**Page extract:**
It is interesting to note that two of the methods ( GET and POST ) supported by HTTP are the values of the form element's method attribute. Recall that this attribute indicates the method in which data is passed from the form to the server-side program. In the case of GET , it is passed through the URL because another page is simply being fetched , as a normal GET request would do. In the case of a POST value, the data of the form is passed behind the scenes to the server program that should return a result page to the browser as well. This is discussed in Chapters 12 and 13 and, as shown by the form element, it should become clear that HTML and HTTP do interact in more than a casual way.

HTTP Request Headers

Within an HTTP request, there are a variety of optional fields for creating a complete request. The fields are specified by a header name, a colon and then a value. A user agent generally sends extra header information in a request indicating the type of device making the request (user-agent), the type of data it prefers (accept), what language is in use (accept-language), and so on. The value of this header information should not be understated. With it, your server side programs can detect things such as the browser being used, the particular types of images supported by the browser, the language of the browser such as French, English, or Japanese, and so on. The common request headers and an example for each are shown in Table 16-4.

**What is asked:**
#1 Reproduce word for word the stretch of the HTTP passage from "It is interesting" through "a casual way.".
#2 According to the HTTP passage, how is each optional field in an HTTP request specified?

**Data entries:**
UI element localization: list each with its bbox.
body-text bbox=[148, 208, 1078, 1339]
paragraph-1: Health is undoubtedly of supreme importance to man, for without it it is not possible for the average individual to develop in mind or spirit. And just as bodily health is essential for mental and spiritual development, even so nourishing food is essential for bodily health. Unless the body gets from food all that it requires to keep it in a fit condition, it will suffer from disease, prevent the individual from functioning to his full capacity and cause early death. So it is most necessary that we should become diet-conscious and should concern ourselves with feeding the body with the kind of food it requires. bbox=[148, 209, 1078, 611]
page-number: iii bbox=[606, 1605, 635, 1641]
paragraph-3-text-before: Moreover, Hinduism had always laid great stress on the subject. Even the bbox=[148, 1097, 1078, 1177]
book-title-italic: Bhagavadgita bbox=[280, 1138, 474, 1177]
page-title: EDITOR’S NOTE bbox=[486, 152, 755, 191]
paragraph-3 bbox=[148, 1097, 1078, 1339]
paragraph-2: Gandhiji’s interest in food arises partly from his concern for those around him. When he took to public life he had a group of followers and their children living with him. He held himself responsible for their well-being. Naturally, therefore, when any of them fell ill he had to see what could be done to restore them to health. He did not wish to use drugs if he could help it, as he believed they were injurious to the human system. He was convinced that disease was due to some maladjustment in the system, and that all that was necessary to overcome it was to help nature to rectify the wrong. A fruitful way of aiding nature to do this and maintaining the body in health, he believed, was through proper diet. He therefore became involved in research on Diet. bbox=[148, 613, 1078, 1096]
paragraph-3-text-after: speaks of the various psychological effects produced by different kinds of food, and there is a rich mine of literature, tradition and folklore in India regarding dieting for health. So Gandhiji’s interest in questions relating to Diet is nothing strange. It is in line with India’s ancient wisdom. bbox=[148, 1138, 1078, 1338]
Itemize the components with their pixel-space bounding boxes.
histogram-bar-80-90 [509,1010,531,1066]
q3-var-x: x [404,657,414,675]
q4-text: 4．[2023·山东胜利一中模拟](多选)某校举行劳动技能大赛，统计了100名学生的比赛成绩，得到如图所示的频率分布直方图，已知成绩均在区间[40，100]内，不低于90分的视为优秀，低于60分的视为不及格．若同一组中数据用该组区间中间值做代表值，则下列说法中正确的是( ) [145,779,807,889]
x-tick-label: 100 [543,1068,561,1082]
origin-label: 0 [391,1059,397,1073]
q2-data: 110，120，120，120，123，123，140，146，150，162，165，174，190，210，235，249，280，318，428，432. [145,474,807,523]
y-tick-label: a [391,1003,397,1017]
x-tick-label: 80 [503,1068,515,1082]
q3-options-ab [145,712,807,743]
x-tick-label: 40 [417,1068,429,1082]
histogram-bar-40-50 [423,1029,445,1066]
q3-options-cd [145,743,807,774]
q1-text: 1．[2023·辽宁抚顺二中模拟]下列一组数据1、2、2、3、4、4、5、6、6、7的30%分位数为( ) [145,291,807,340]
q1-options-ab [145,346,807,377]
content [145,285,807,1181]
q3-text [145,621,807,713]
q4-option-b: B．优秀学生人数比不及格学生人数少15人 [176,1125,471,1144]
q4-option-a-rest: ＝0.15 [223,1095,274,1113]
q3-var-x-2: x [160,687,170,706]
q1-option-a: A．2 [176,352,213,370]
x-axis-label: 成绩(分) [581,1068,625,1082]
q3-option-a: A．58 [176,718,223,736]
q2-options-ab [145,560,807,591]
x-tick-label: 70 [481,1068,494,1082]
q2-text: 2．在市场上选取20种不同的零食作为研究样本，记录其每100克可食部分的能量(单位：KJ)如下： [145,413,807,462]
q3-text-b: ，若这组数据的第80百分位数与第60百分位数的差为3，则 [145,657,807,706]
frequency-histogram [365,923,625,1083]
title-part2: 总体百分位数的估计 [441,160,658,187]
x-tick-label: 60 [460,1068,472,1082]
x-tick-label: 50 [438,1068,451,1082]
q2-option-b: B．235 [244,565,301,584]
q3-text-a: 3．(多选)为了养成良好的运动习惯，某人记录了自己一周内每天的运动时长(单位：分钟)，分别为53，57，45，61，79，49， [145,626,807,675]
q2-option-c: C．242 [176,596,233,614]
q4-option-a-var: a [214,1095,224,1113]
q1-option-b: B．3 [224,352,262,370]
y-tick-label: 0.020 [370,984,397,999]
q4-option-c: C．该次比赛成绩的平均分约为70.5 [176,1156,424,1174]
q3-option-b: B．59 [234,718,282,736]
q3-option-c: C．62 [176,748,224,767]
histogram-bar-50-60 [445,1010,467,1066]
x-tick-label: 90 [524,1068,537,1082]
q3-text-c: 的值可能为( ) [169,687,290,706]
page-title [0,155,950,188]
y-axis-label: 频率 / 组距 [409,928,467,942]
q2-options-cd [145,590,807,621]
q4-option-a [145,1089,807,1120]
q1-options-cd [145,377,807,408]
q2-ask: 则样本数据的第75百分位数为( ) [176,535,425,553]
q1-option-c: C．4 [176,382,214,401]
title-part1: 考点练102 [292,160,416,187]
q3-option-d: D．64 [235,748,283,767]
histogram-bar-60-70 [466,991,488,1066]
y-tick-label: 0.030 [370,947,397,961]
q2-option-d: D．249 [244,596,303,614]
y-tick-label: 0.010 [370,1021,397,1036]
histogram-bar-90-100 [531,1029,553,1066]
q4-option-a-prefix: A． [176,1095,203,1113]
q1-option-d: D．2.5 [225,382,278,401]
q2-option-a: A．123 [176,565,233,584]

**Written responses:**
#1
It is interesting to note that two of the methods ( GET and POST ) supported by HTTP are the values of the form element's method attribute. Recall that this attribute indicates the method in which data is passed from the form to the server-side program. In the case of GET , it is passed through the URL because another page is simply being fetched , as a normal GET request would do. In the case of a POST value, the data of the form is passed behind the scenes to the server program that should return a result page to the browser as well. This is discussed in Chapters 12 and 13 and, as shown by the form element, it should become clear that HTML and HTTP do interact in more than a casual way.

#2 By a header name, a colon and then a value.